• **STATED TASK**: Resume the forum thread about Pixie, adding new posts after its final reply.

• **GIVEN TEXT**:
'''
# Just Pixie



## rache (Nov 10, 2009)

Here is a few pics of Pixie in the garden, enjoying the sunshine....


----------



## 18453 (Feb 6, 2010)

She is beautiful and grown so lovely. I see a vernon too pixie is gonna look like a giant compared to mr darcy next week!! Daisy said she wants to play with her bud when she is better


----------



## OurCheekyChihuahuas (Nov 18, 2009)

Wow she has grown and a very red like you said! Shes still gorgeous


----------



## JRZL (Jul 10, 2009)

omg she is GORGEOUS!!


----------



## michele (Jan 12, 2009)

I want both of them please ??????


----------



## crawlin (May 25, 2010)

aww she is cute


----------



## rache (Nov 10, 2009)

michele said:


> I want both of them please ??????


hahaha your'd soon give them back when they are both up to no good!! lol


----------



## TLI (Sep 3, 2008)

She is just so, so cute! I love her face!!! She has grown, hasn't she! Beautiful girl!


----------



## Brodysmom (Jan 8, 2009)

She has the cutest face!! Gorgeous!!


----------



## rache (Nov 10, 2009)

TLI said:


> She is just so, so cute! I love her face!!! She has grown, hasn't she! Beautiful girl!



Shes going thru that little body, long leg stage. I cant wait for her to fill out a bit. She has got the prettiest little face tho x


----------



## Deme (Aug 18, 2009)

Great pics and Pixie looks great


----------



## FBRaRrN (May 1, 2006)

So sweet.She is just lovely.And yes she is red now.


----------



## YoQuiero (Apr 17, 2010)

Look at her perfect little face and head! WAY too cute! I love her!
'''
• **DATA RECORDS**:
'''
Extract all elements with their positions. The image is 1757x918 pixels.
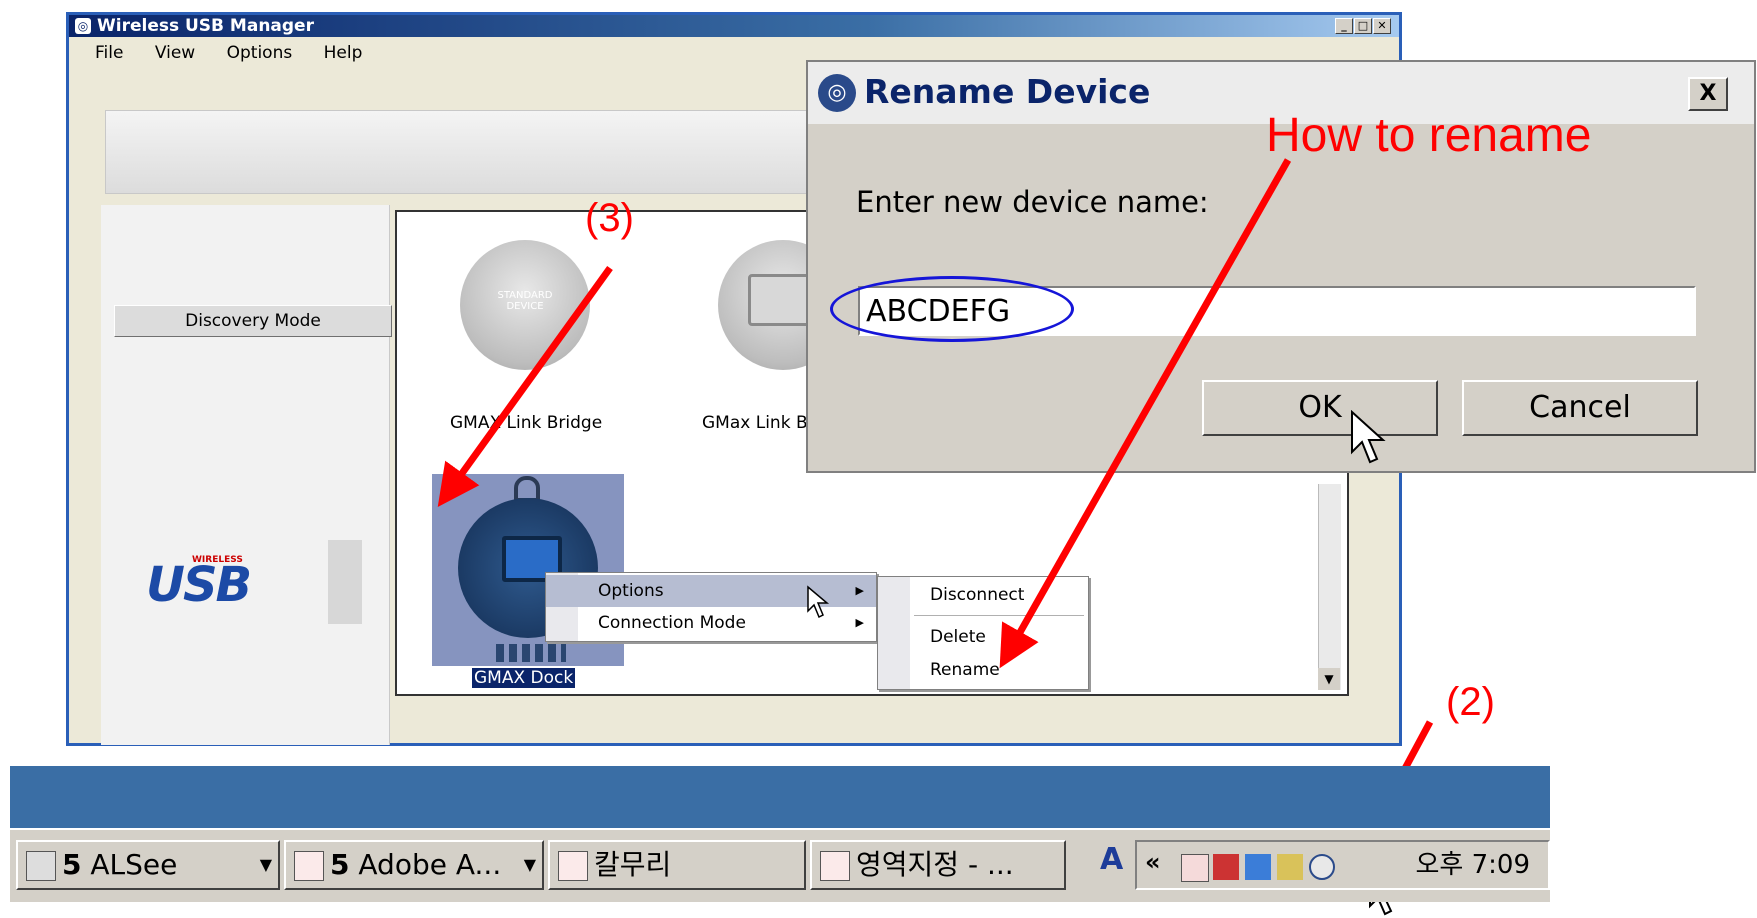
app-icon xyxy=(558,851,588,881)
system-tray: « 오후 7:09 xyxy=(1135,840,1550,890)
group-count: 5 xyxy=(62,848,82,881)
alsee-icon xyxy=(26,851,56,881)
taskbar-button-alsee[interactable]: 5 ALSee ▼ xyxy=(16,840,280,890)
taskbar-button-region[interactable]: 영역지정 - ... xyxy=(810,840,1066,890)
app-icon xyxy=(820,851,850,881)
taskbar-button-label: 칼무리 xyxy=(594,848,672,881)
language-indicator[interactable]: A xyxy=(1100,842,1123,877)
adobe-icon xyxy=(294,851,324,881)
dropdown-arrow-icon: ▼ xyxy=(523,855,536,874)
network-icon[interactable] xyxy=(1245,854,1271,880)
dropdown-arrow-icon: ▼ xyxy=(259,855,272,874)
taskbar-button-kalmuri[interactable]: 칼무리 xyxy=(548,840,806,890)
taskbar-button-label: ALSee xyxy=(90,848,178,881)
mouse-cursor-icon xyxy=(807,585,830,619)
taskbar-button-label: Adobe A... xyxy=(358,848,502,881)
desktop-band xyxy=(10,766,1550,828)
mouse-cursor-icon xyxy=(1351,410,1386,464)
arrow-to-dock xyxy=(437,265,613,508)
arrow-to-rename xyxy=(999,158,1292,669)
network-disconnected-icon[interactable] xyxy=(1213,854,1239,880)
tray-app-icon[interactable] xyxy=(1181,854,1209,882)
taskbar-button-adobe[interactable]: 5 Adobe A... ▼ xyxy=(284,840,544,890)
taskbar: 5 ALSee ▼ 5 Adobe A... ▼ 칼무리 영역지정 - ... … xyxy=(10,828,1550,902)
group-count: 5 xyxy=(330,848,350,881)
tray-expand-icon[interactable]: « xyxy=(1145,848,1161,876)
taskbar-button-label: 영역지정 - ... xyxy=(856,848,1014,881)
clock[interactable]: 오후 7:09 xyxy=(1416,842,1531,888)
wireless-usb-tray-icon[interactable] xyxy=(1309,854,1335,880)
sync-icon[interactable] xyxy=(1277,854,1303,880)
'''
• **WRITTEN REPLY**:
----------



## foggy (Oct 12, 2009)

Aw she's such a pretty little girl!


----------



## LittleHead (May 20, 2004)

Could she be any cuter?! I love her little snout :love2:


----------



## Terri (Aug 21, 2009)

What a cutie pie!!
She's growing into a lovely wee lady.


----------



## *Princess* (Feb 7, 2009)

shes just gorgeous x


----------



## Joey's Dad (Jul 30, 2009)

Nice pictures!


----------



## Elle.Bee (Mar 16, 2010)

She's gorgeous!! Great photos


----------



## Jerry'sMom (May 5, 2009)

Pixie is such a lovely little Chi!
So fun to watch her grow up :mirrorwave:


----------



## tulula's mum (Jan 4, 2010)

she is a beauty, nice to see vernon in the background can we have pics of him please


----------



## CrookedHalo (May 19, 2010)

She is a beautiful little girl!


----------



## Tracilea (Jul 27, 2009)

Awww she's so gorgeous!!  I just wanna cuddle her all day long!


----------



## Chandoll (May 31, 2010)

Aww she is beautiful!! I want a short hair I'm currently working on my hubby to get me another lol... I want a house full off them!!


----------



## chihuahualondon (Nov 17, 2009)

She is lovely how old is she now ?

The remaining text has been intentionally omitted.